→ **SHORT EXERCISE**
Copy all of the material exactly. Pictures are not to appear in the copy.

──────── LISTED ENTRIES ────────

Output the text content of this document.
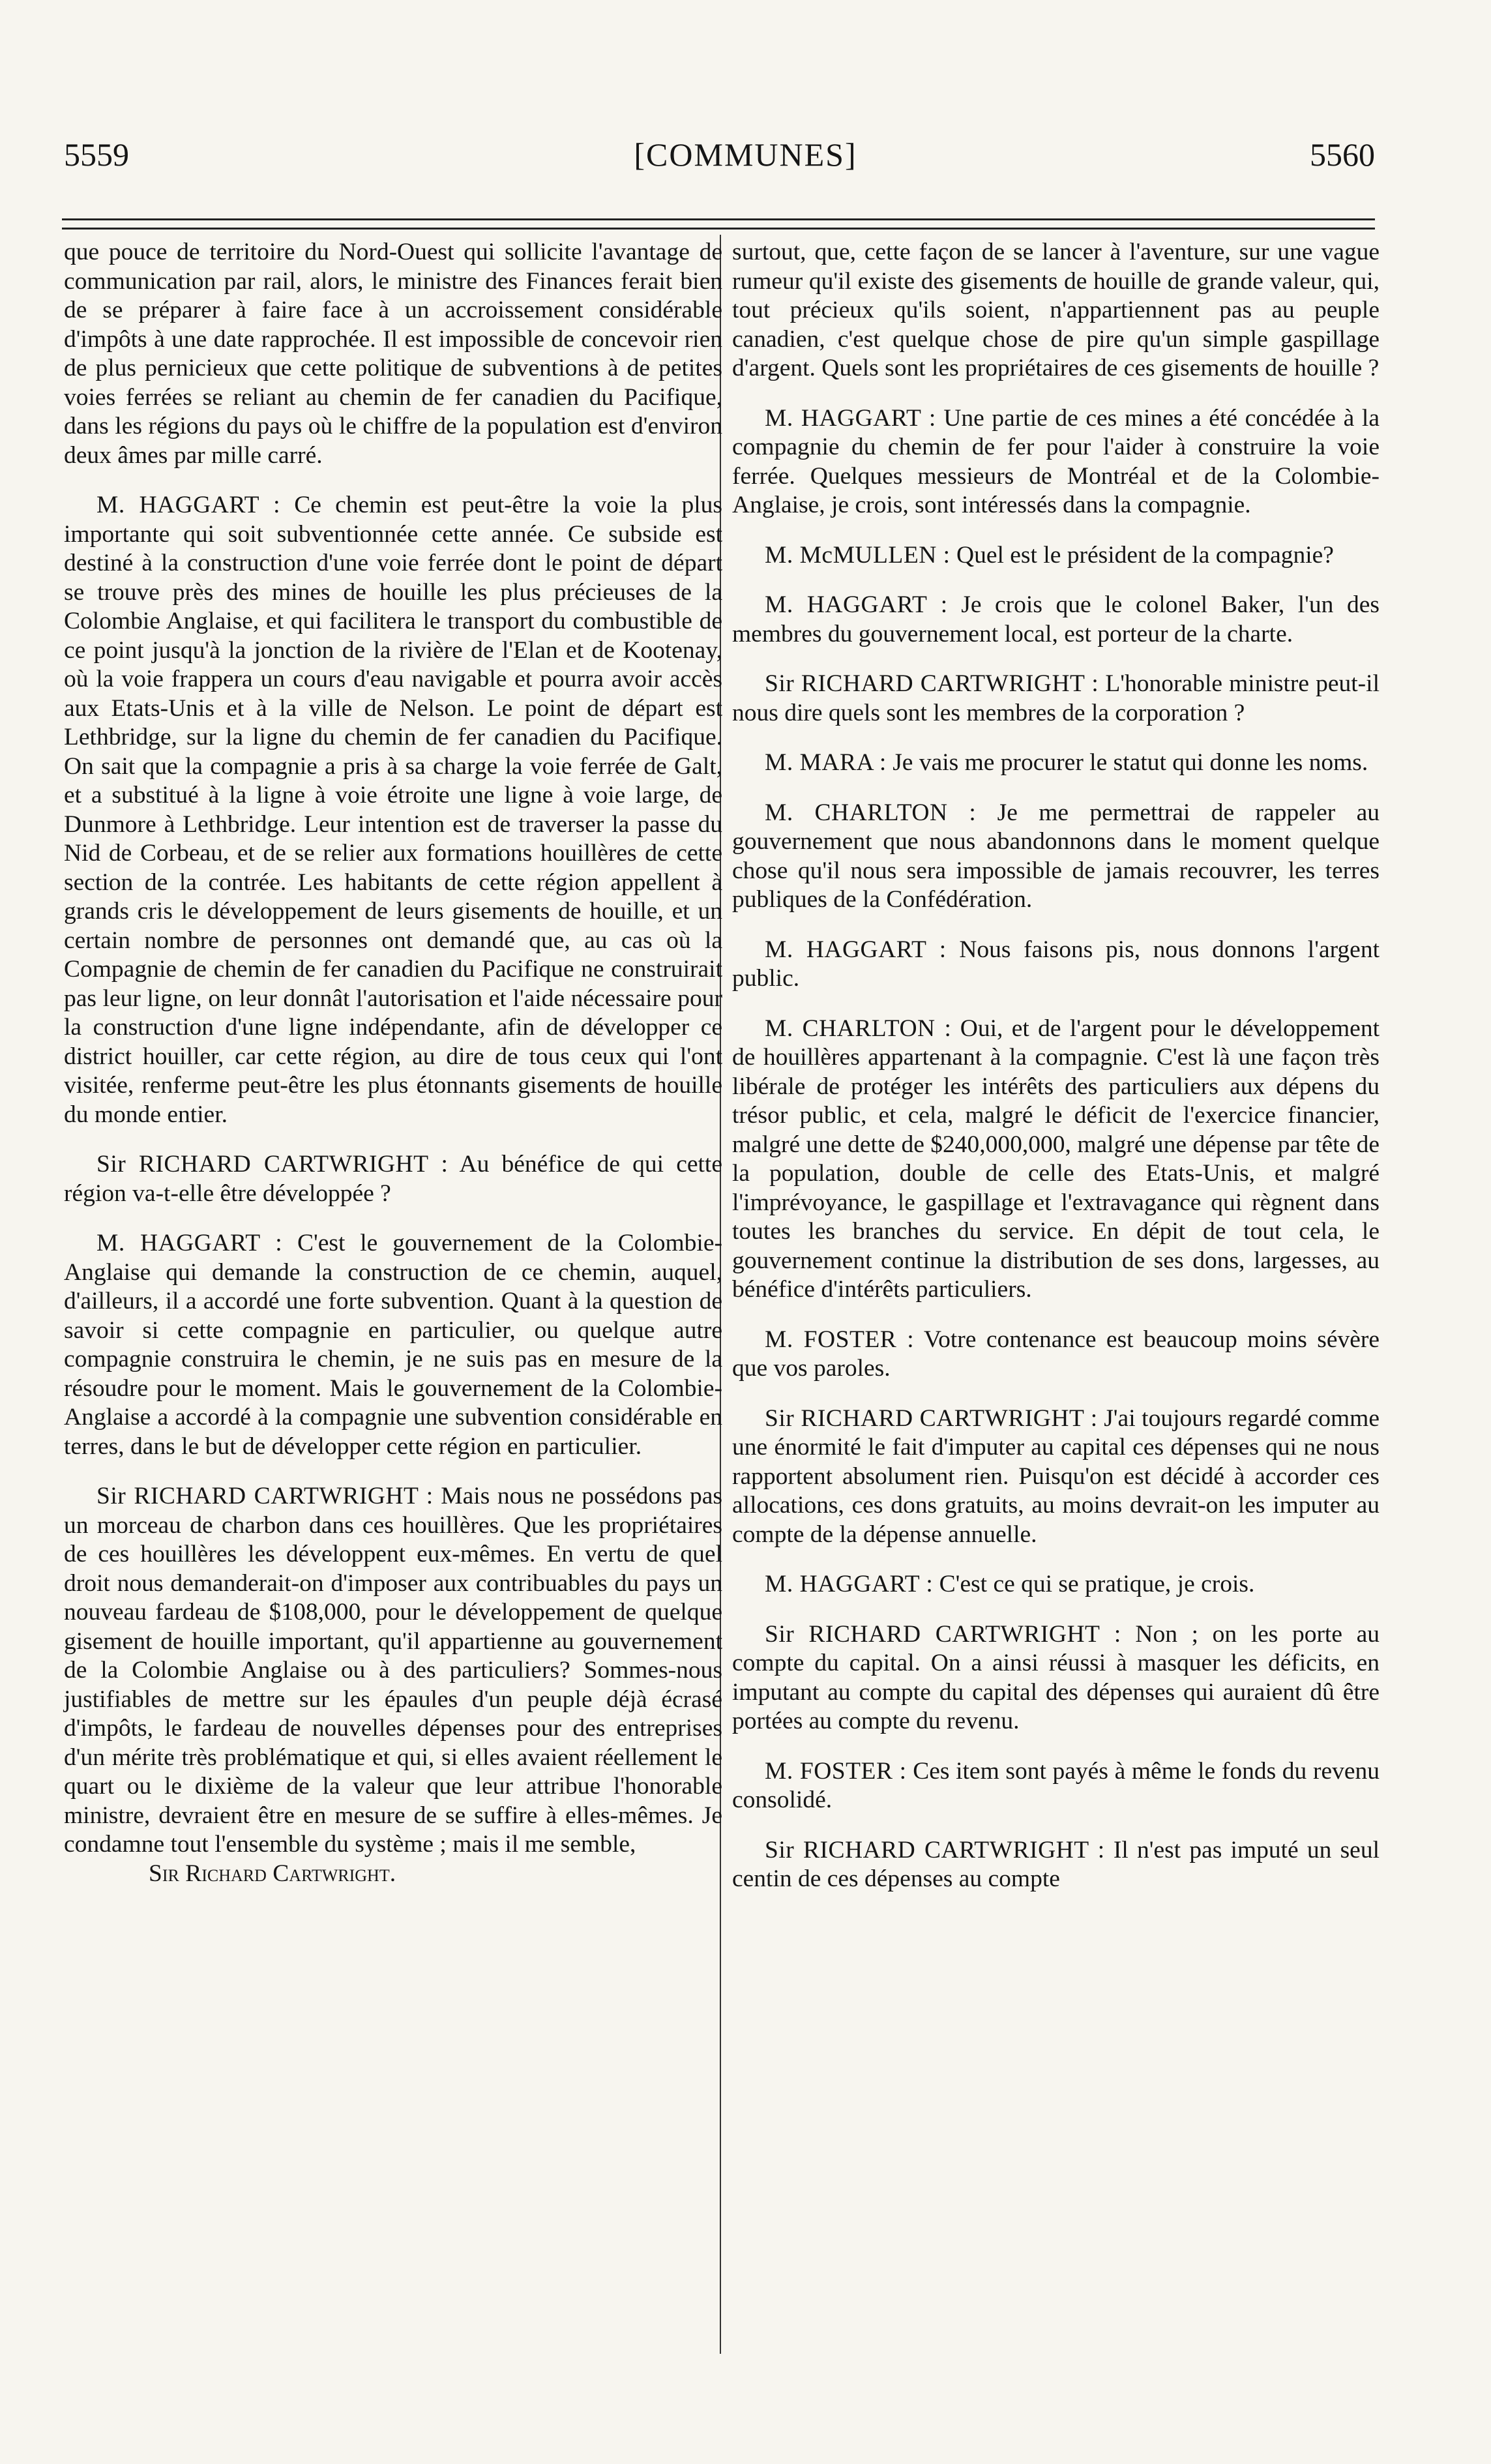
5559	[COMMUNES]	5560

que pouce de territoire du Nord-Ouest qui sollicite l'avantage de communication par rail, alors, le ministre des Finances ferait bien de se préparer à faire face à un accroissement considérable d'impôts à une date rapprochée. Il est impossible de concevoir rien de plus pernicieux que cette politique de subventions à de petites voies ferrées se reliant au chemin de fer canadien du Pacifique, dans les régions du pays où le chiffre de la population est d'environ deux âmes par mille carré.

M. HAGGART : Ce chemin est peut-être la voie la plus importante qui soit subventionnée cette année. Ce subside est destiné à la construction d'une voie ferrée dont le point de départ se trouve près des mines de houille les plus précieuses de la Colombie Anglaise, et qui facilitera le transport du combustible de ce point jusqu'à la jonction de la rivière de l'Elan et de Kootenay, où la voie frappera un cours d'eau navigable et pourra avoir accès aux Etats-Unis et à la ville de Nelson. Le point de départ est Lethbridge, sur la ligne du chemin de fer canadien du Pacifique. On sait que la compagnie a pris à sa charge la voie ferrée de Galt, et a substitué à la ligne à voie étroite une ligne à voie large, de Dunmore à Lethbridge. Leur intention est de traverser la passe du Nid de Corbeau, et de se relier aux formations houillères de cette section de la contrée. Les habitants de cette région appellent à grands cris le développement de leurs gisements de houille, et un certain nombre de personnes ont demandé que, au cas où la Compagnie de chemin de fer canadien du Pacifique ne construirait pas leur ligne, on leur donnât l'autorisation et l'aide nécessaire pour la construction d'une ligne indépendante, afin de développer ce district houiller, car cette région, au dire de tous ceux qui l'ont visitée, renferme peut-être les plus étonnants gisements de houille du monde entier.

Sir RICHARD CARTWRIGHT : Au bénéfice de qui cette région va-t-elle être développée ?

M. HAGGART : C'est le gouvernement de la Colombie-Anglaise qui demande la construction de ce chemin, auquel, d'ailleurs, il a accordé une forte subvention. Quant à la question de savoir si cette compagnie en particulier, ou quelque autre compagnie construira le chemin, je ne suis pas en mesure de la résoudre pour le moment. Mais le gouvernement de la Colombie-Anglaise a accordé à la compagnie une subvention considérable en terres, dans le but de développer cette région en particulier.

Sir RICHARD CARTWRIGHT : Mais nous ne possédons pas un morceau de charbon dans ces houillères. Que les propriétaires de ces houillères les développent eux-mêmes. En vertu de quel droit nous demanderait-on d'imposer aux contribuables du pays un nouveau fardeau de $108,000, pour le développement de quelque gisement de houille important, qu'il appartienne au gouvernement de la Colombie Anglaise ou à des particuliers? Sommes-nous justifiables de mettre sur les épaules d'un peuple déjà écrasé d'impôts, le fardeau de nouvelles dépenses pour des entreprises d'un mérite très problématique et qui, si elles avaient réellement le quart ou le dixième de la valeur que leur attribue l'honorable ministre, devraient être en mesure de se suffire à elles-mêmes. Je condamne tout l'ensemble du système ; mais il me semble,

Sir Richard Cartwright.

surtout, que, cette façon de se lancer à l'aventure, sur une vague rumeur qu'il existe des gisements de houille de grande valeur, qui, tout précieux qu'ils soient, n'appartiennent pas au peuple canadien, c'est quelque chose de pire qu'un simple gaspillage d'argent. Quels sont les propriétaires de ces gisements de houille ?

M. HAGGART : Une partie de ces mines a été concédée à la compagnie du chemin de fer pour l'aider à construire la voie ferrée. Quelques messieurs de Montréal et de la Colombie-Anglaise, je crois, sont intéressés dans la compagnie.

M. McMULLEN : Quel est le président de la compagnie?

M. HAGGART : Je crois que le colonel Baker, l'un des membres du gouvernement local, est porteur de la charte.

Sir RICHARD CARTWRIGHT : L'honorable ministre peut-il nous dire quels sont les membres de la corporation ?

M. MARA : Je vais me procurer le statut qui donne les noms.

M. CHARLTON : Je me permettrai de rappeler au gouvernement que nous abandonnons dans le moment quelque chose qu'il nous sera impossible de jamais recouvrer, les terres publiques de la Confédération.

M. HAGGART : Nous faisons pis, nous donnons l'argent public.

M. CHARLTON : Oui, et de l'argent pour le développement de houillères appartenant à la compagnie. C'est là une façon très libérale de protéger les intérêts des particuliers aux dépens du trésor public, et cela, malgré le déficit de l'exercice financier, malgré une dette de $240,000,000, malgré une dépense par tête de la population, double de celle des Etats-Unis, et malgré l'imprévoyance, le gaspillage et l'extravagance qui règnent dans toutes les branches du service. En dépit de tout cela, le gouvernement continue la distribution de ses dons, largesses, au bénéfice d'intérêts particuliers.

M. FOSTER : Votre contenance est beaucoup moins sévère que vos paroles.

Sir RICHARD CARTWRIGHT : J'ai toujours regardé comme une énormité le fait d'imputer au capital ces dépenses qui ne nous rapportent absolument rien. Puisqu'on est décidé à accorder ces allocations, ces dons gratuits, au moins devrait-on les imputer au compte de la dépense annuelle.

M. HAGGART : C'est ce qui se pratique, je crois.

Sir RICHARD CARTWRIGHT : Non ; on les porte au compte du capital. On a ainsi réussi à masquer les déficits, en imputant au compte du capital des dépenses qui auraient dû être portées au compte du revenu.

M. FOSTER : Ces item sont payés à même le fonds du revenu consolidé.

Sir RICHARD CARTWRIGHT : Il n'est pas imputé un seul centin de ces dépenses au compte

────────

→ **EXPECTED ANSWER**
Output the text content of this document.
5559	[COMMUNES]	5560

que pouce de territoire du Nord-Ouest qui sollicite l'avantage de communication par rail, alors, le ministre des Finances ferait bien de se préparer à faire face à un accroissement considérable d'impôts à une date rapprochée. Il est impossible de concevoir rien de plus pernicieux que cette politique de subventions à de petites voies ferrées se reliant au chemin de fer canadien du Pacifique, dans les régions du pays où le chiffre de la population est d'environ deux âmes par mille carré.

M. HAGGART : Ce chemin est peut-être la voie la plus importante qui soit subventionnée cette année. Ce subside est destiné à la construction d'une voie ferrée dont le point de départ se trouve près des mines de houille les plus précieuses de la Colombie Anglaise, et qui facilitera le transport du combustible de ce point jusqu'à la jonction de la rivière de l'Elan et de Kootenay, où la voie frappera un cours d'eau navigable et pourra avoir accès aux Etats-Unis et à la ville de Nelson. Le point de départ est Lethbridge, sur la ligne du chemin de fer canadien du Pacifique. On sait que la compagnie a pris à sa charge la voie ferrée de Galt, et a substitué à la ligne à voie étroite une ligne à voie large, de Dunmore à Lethbridge. Leur intention est de traverser la passe du Nid de Corbeau, et de se relier aux formations houillères de cette section de la contrée. Les habitants de cette région appellent à grands cris le développement de leurs gisements de houille, et un certain nombre de personnes ont demandé que, au cas où la Compagnie de chemin de fer canadien du Pacifique ne construirait pas leur ligne, on leur donnât l'autorisation et l'aide nécessaire pour la construction d'une ligne indépendante, afin de développer ce district houiller, car cette région, au dire de tous ceux qui l'ont visitée, renferme peut-être les plus étonnants gisements de houille du monde entier.

Sir RICHARD CARTWRIGHT : Au bénéfice de qui cette région va-t-elle être développée ?

M. HAGGART : C'est le gouvernement de la Colombie-Anglaise qui demande la construction de ce chemin, auquel, d'ailleurs, il a accordé une forte subvention. Quant à la question de savoir si cette compagnie en particulier, ou quelque autre compagnie construira le chemin, je ne suis pas en mesure de la résoudre pour le moment. Mais le gouvernement de la Colombie-Anglaise a accordé à la compagnie une subvention considérable en terres, dans le but de développer cette région en particulier.

Sir RICHARD CARTWRIGHT : Mais nous ne possédons pas un morceau de charbon dans ces houillères. Que les propriétaires de ces houillères les développent eux-mêmes. En vertu de quel droit nous demanderait-on d'imposer aux contribuables du pays un nouveau fardeau de $108,000, pour le développement de quelque gisement de houille important, qu'il appartienne au gouvernement de la Colombie Anglaise ou à des particuliers? Sommes-nous justifiables de mettre sur les épaules d'un peuple déjà écrasé d'impôts, le fardeau de nouvelles dépenses pour des entreprises d'un mérite très problématique et qui, si elles avaient réellement le quart ou le dixième de la valeur que leur attribue l'honorable ministre, devraient être en mesure de se suffire à elles-mêmes. Je condamne tout l'ensemble du système ; mais il me semble,

Sir Richard Cartwright.

surtout, que, cette façon de se lancer à l'aventure, sur une vague rumeur qu'il existe des gisements de houille de grande valeur, qui, tout précieux qu'ils soient, n'appartiennent pas au peuple canadien, c'est quelque chose de pire qu'un simple gaspillage d'argent. Quels sont les propriétaires de ces gisements de houille ?

M. HAGGART : Une partie de ces mines a été concédée à la compagnie du chemin de fer pour l'aider à construire la voie ferrée. Quelques messieurs de Montréal et de la Colombie-Anglaise, je crois, sont intéressés dans la compagnie.

M. McMULLEN : Quel est le président de la compagnie?

M. HAGGART : Je crois que le colonel Baker, l'un des membres du gouvernement local, est porteur de la charte.

Sir RICHARD CARTWRIGHT : L'honorable ministre peut-il nous dire quels sont les membres de la corporation ?

M. MARA : Je vais me procurer le statut qui donne les noms.

M. CHARLTON : Je me permettrai de rappeler au gouvernement que nous abandonnons dans le moment quelque chose qu'il nous sera impossible de jamais recouvrer, les terres publiques de la Confédération.

M. HAGGART : Nous faisons pis, nous donnons l'argent public.

M. CHARLTON : Oui, et de l'argent pour le développement de houillères appartenant à la compagnie. C'est là une façon très libérale de protéger les intérêts des particuliers aux dépens du trésor public, et cela, malgré le déficit de l'exercice financier, malgré une dette de $240,000,000, malgré une dépense par tête de la population, double de celle des Etats-Unis, et malgré l'imprévoyance, le gaspillage et l'extravagance qui règnent dans toutes les branches du service. En dépit de tout cela, le gouvernement continue la distribution de ses dons, largesses, au bénéfice d'intérêts particuliers.

M. FOSTER : Votre contenance est beaucoup moins sévère que vos paroles.

Sir RICHARD CARTWRIGHT : J'ai toujours regardé comme une énormité le fait d'imputer au capital ces dépenses qui ne nous rapportent absolument rien. Puisqu'on est décidé à accorder ces allocations, ces dons gratuits, au moins devrait-on les imputer au compte de la dépense annuelle.

M. HAGGART : C'est ce qui se pratique, je crois.

Sir RICHARD CARTWRIGHT : Non ; on les porte au compte du capital. On a ainsi réussi à masquer les déficits, en imputant au compte du capital des dépenses qui auraient dû être portées au compte du revenu.

M. FOSTER : Ces item sont payés à même le fonds du revenu consolidé.

Sir RICHARD CARTWRIGHT : Il n'est pas imputé un seul centin de ces dépenses au compte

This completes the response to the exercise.